Task brief — Output the records exactly. Include every line.

Supplied records —
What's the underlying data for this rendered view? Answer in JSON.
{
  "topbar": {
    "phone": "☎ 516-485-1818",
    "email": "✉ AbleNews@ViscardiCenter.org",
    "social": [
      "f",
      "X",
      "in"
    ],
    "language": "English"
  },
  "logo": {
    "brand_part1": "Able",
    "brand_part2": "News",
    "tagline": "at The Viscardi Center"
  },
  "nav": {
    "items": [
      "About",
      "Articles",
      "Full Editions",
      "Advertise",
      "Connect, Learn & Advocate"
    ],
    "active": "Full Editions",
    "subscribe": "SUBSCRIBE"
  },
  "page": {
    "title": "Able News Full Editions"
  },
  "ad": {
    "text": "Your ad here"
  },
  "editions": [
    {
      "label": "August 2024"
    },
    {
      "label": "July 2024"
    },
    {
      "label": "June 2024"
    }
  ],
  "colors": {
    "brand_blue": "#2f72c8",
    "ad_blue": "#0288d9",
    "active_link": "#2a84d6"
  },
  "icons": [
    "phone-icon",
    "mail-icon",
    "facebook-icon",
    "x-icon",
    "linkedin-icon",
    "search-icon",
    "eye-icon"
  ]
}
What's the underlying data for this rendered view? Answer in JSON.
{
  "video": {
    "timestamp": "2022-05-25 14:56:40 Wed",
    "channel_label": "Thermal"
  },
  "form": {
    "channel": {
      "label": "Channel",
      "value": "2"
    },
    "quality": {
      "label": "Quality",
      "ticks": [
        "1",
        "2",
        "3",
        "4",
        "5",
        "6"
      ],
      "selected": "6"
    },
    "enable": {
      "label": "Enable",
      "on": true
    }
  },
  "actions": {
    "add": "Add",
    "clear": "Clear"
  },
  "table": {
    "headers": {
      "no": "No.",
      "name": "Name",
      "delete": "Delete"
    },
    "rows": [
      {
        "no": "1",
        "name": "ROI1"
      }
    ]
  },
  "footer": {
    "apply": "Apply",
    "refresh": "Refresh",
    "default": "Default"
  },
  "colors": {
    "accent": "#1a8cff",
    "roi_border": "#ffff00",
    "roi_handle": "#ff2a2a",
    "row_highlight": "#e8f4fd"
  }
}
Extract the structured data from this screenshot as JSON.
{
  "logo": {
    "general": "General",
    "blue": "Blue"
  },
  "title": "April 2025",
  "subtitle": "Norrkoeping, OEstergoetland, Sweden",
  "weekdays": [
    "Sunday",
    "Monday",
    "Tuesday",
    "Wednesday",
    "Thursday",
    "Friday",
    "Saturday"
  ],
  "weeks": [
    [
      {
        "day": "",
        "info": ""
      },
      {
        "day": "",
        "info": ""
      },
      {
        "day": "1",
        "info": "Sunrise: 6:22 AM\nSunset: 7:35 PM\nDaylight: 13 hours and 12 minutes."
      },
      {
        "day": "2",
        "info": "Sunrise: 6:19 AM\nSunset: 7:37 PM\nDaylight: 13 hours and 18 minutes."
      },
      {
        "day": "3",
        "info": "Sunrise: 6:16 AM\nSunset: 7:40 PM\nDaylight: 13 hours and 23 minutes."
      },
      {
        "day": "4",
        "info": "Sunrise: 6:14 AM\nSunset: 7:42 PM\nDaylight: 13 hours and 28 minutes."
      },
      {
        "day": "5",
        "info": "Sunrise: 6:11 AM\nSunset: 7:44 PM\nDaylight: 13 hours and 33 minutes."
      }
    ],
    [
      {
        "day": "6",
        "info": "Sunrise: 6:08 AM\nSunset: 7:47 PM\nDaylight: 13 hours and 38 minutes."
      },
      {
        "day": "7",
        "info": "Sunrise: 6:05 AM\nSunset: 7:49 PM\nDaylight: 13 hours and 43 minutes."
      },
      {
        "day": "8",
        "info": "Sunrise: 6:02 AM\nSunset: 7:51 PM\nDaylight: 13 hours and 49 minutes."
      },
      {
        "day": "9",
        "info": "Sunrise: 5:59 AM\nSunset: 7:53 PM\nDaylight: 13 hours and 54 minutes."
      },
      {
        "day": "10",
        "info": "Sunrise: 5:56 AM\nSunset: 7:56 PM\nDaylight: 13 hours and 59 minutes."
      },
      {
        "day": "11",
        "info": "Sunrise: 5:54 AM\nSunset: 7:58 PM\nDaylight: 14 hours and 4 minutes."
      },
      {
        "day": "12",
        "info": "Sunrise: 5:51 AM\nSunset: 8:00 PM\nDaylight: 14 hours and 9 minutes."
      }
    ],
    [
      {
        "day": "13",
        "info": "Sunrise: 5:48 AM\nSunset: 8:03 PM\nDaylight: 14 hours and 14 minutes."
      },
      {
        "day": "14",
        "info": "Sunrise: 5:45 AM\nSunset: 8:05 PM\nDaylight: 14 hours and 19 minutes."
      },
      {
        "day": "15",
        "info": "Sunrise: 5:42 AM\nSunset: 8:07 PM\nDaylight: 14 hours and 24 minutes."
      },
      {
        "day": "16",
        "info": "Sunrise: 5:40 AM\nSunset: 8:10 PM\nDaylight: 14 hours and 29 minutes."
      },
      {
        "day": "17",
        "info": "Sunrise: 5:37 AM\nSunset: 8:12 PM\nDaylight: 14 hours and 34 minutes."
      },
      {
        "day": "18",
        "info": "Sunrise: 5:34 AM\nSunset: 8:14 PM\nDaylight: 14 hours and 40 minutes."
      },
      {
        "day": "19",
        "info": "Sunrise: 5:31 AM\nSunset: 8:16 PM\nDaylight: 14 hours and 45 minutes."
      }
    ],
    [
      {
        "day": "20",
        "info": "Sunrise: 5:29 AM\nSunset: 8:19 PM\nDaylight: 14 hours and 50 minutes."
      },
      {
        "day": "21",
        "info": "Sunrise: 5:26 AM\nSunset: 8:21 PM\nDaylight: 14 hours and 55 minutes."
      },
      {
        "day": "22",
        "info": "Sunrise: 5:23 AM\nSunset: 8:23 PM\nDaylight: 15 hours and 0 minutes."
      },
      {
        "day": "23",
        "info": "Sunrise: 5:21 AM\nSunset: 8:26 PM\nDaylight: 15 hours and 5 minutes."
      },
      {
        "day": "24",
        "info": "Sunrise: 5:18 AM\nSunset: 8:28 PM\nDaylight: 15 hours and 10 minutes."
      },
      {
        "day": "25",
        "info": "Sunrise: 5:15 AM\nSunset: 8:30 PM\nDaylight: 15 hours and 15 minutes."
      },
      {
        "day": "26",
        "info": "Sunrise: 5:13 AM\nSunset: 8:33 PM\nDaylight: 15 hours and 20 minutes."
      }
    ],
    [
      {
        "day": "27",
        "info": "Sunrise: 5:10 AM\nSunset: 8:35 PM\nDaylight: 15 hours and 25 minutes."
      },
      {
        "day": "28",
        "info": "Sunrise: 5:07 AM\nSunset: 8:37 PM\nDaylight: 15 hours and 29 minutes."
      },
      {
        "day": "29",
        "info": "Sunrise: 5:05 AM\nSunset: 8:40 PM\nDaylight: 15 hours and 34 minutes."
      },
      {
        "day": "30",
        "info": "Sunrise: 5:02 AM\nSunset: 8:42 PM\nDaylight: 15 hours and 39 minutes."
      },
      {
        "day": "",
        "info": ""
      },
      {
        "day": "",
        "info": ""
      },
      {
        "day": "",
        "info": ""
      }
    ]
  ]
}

Solved problem —
What's the underlying data for this rendered view? Answer in JSON.
{
  "topbar": {
    "phone": "☎ 516-485-1818",
    "email": "✉ AbleNews@ViscardiCenter.org",
    "social": [
      "f",
      "X",
      "in"
    ],
    "language": "English"
  },
  "logo": {
    "brand_part1": "Able",
    "brand_part2": "News",
    "tagline": "at The Viscardi Center"
  },
  "nav": {
    "items": [
      "About",
      "Articles",
      "Full Editions",
      "Advertise",
      "Connect, Learn & Advocate"
    ],
    "active": "Full Editions",
    "subscribe": "SUBSCRIBE"
  },
  "page": {
    "title": "Able News Full Editions"
  },
  "ad": {
    "text": "Your ad here"
  },
  "editions": [
    {
      "label": "August 2024"
    },
    {
      "label": "July 2024"
    },
    {
      "label": "June 2024"
    }
  ],
  "colors": {
    "brand_blue": "#2f72c8",
    "ad_blue": "#0288d9",
    "active_link": "#2a84d6"
  },
  "icons": [
    "phone-icon",
    "mail-icon",
    "facebook-icon",
    "x-icon",
    "linkedin-icon",
    "search-icon",
    "eye-icon"
  ]
}
What's the underlying data for this rendered view? Answer in JSON.
{
  "video": {
    "timestamp": "2022-05-25 14:56:40 Wed",
    "channel_label": "Thermal"
  },
  "form": {
    "channel": {
      "label": "Channel",
      "value": "2"
    },
    "quality": {
      "label": "Quality",
      "ticks": [
        "1",
        "2",
        "3",
        "4",
        "5",
        "6"
      ],
      "selected": "6"
    },
    "enable": {
      "label": "Enable",
      "on": true
    }
  },
  "actions": {
    "add": "Add",
    "clear": "Clear"
  },
  "table": {
    "headers": {
      "no": "No.",
      "name": "Name",
      "delete": "Delete"
    },
    "rows": [
      {
        "no": "1",
        "name": "ROI1"
      }
    ]
  },
  "footer": {
    "apply": "Apply",
    "refresh": "Refresh",
    "default": "Default"
  },
  "colors": {
    "accent": "#1a8cff",
    "roi_border": "#ffff00",
    "roi_handle": "#ff2a2a",
    "row_highlight": "#e8f4fd"
  }
}
Extract the structured data from this screenshot as JSON.
{
  "logo": {
    "general": "General",
    "blue": "Blue"
  },
  "title": "April 2025",
  "subtitle": "Norrkoeping, OEstergoetland, Sweden",
  "weekdays": [
    "Sunday",
    "Monday",
    "Tuesday",
    "Wednesday",
    "Thursday",
    "Friday",
    "Saturday"
  ],
  "weeks": [
    [
      {
        "day": "",
        "info": ""
      },
      {
        "day": "",
        "info": ""
      },
      {
        "day": "1",
        "info": "Sunrise: 6:22 AM\nSunset: 7:35 PM\nDaylight: 13 hours and 12 minutes."
      },
      {
        "day": "2",
        "info": "Sunrise: 6:19 AM\nSunset: 7:37 PM\nDaylight: 13 hours and 18 minutes."
      },
      {
        "day": "3",
        "info": "Sunrise: 6:16 AM\nSunset: 7:40 PM\nDaylight: 13 hours and 23 minutes."
      },
      {
        "day": "4",
        "info": "Sunrise: 6:14 AM\nSunset: 7:42 PM\nDaylight: 13 hours and 28 minutes."
      },
      {
        "day": "5",
        "info": "Sunrise: 6:11 AM\nSunset: 7:44 PM\nDaylight: 13 hours and 33 minutes."
      }
    ],
    [
      {
        "day": "6",
        "info": "Sunrise: 6:08 AM\nSunset: 7:47 PM\nDaylight: 13 hours and 38 minutes."
      },
      {
        "day": "7",
        "info": "Sunrise: 6:05 AM\nSunset: 7:49 PM\nDaylight: 13 hours and 43 minutes."
      },
      {
        "day": "8",
        "info": "Sunrise: 6:02 AM\nSunset: 7:51 PM\nDaylight: 13 hours and 49 minutes."
      },
      {
        "day": "9",
        "info": "Sunrise: 5:59 AM\nSunset: 7:53 PM\nDaylight: 13 hours and 54 minutes."
      },
      {
        "day": "10",
        "info": "Sunrise: 5:56 AM\nSunset: 7:56 PM\nDaylight: 13 hours and 59 minutes."
      },
      {
        "day": "11",
        "info": "Sunrise: 5:54 AM\nSunset: 7:58 PM\nDaylight: 14 hours and 4 minutes."
      },
      {
        "day": "12",
        "info": "Sunrise: 5:51 AM\nSunset: 8:00 PM\nDaylight: 14 hours and 9 minutes."
      }
    ],
    [
      {
        "day": "13",
        "info": "Sunrise: 5:48 AM\nSunset: 8:03 PM\nDaylight: 14 hours and 14 minutes."
      },
      {
        "day": "14",
        "info": "Sunrise: 5:45 AM\nSunset: 8:05 PM\nDaylight: 14 hours and 19 minutes."
      },
      {
        "day": "15",
        "info": "Sunrise: 5:42 AM\nSunset: 8:07 PM\nDaylight: 14 hours and 24 minutes."
      },
      {
        "day": "16",
        "info": "Sunrise: 5:40 AM\nSunset: 8:10 PM\nDaylight: 14 hours and 29 minutes."
      },
      {
        "day": "17",
        "info": "Sunrise: 5:37 AM\nSunset: 8:12 PM\nDaylight: 14 hours and 34 minutes."
      },
      {
        "day": "18",
        "info": "Sunrise: 5:34 AM\nSunset: 8:14 PM\nDaylight: 14 hours and 40 minutes."
      },
      {
        "day": "19",
        "info": "Sunrise: 5:31 AM\nSunset: 8:16 PM\nDaylight: 14 hours and 45 minutes."
      }
    ],
    [
      {
        "day": "20",
        "info": "Sunrise: 5:29 AM\nSunset: 8:19 PM\nDaylight: 14 hours and 50 minutes."
      },
      {
        "day": "21",
        "info": "Sunrise: 5:26 AM\nSunset: 8:21 PM\nDaylight: 14 hours and 55 minutes."
      },
      {
        "day": "22",
        "info": "Sunrise: 5:23 AM\nSunset: 8:23 PM\nDaylight: 15 hours and 0 minutes."
      },
      {
        "day": "23",
        "info": "Sunrise: 5:21 AM\nSunset: 8:26 PM\nDaylight: 15 hours and 5 minutes."
      },
      {
        "day": "24",
        "info": "Sunrise: 5:18 AM\nSunset: 8:28 PM\nDaylight: 15 hours and 10 minutes."
      },
      {
        "day": "25",
        "info": "Sunrise: 5:15 AM\nSunset: 8:30 PM\nDaylight: 15 hours and 15 minutes."
      },
      {
        "day": "26",
        "info": "Sunrise: 5:13 AM\nSunset: 8:33 PM\nDaylight: 15 hours and 20 minutes."
      }
    ],
    [
      {
        "day": "27",
        "info": "Sunrise: 5:10 AM\nSunset: 8:35 PM\nDaylight: 15 hours and 25 minutes."
      },
      {
        "day": "28",
        "info": "Sunrise: 5:07 AM\nSunset: 8:37 PM\nDaylight: 15 hours and 29 minutes."
      },
      {
        "day": "29",
        "info": "Sunrise: 5:05 AM\nSunset: 8:40 PM\nDaylight: 15 hours and 34 minutes."
      },
      {
        "day": "30",
        "info": "Sunrise: 5:02 AM\nSunset: 8:42 PM\nDaylight: 15 hours and 39 minutes."
      },
      {
        "day": "",
        "info": ""
      },
      {
        "day": "",
        "info": ""
      },
      {
        "day": "",
        "info": ""
      }
    ]
  ]
}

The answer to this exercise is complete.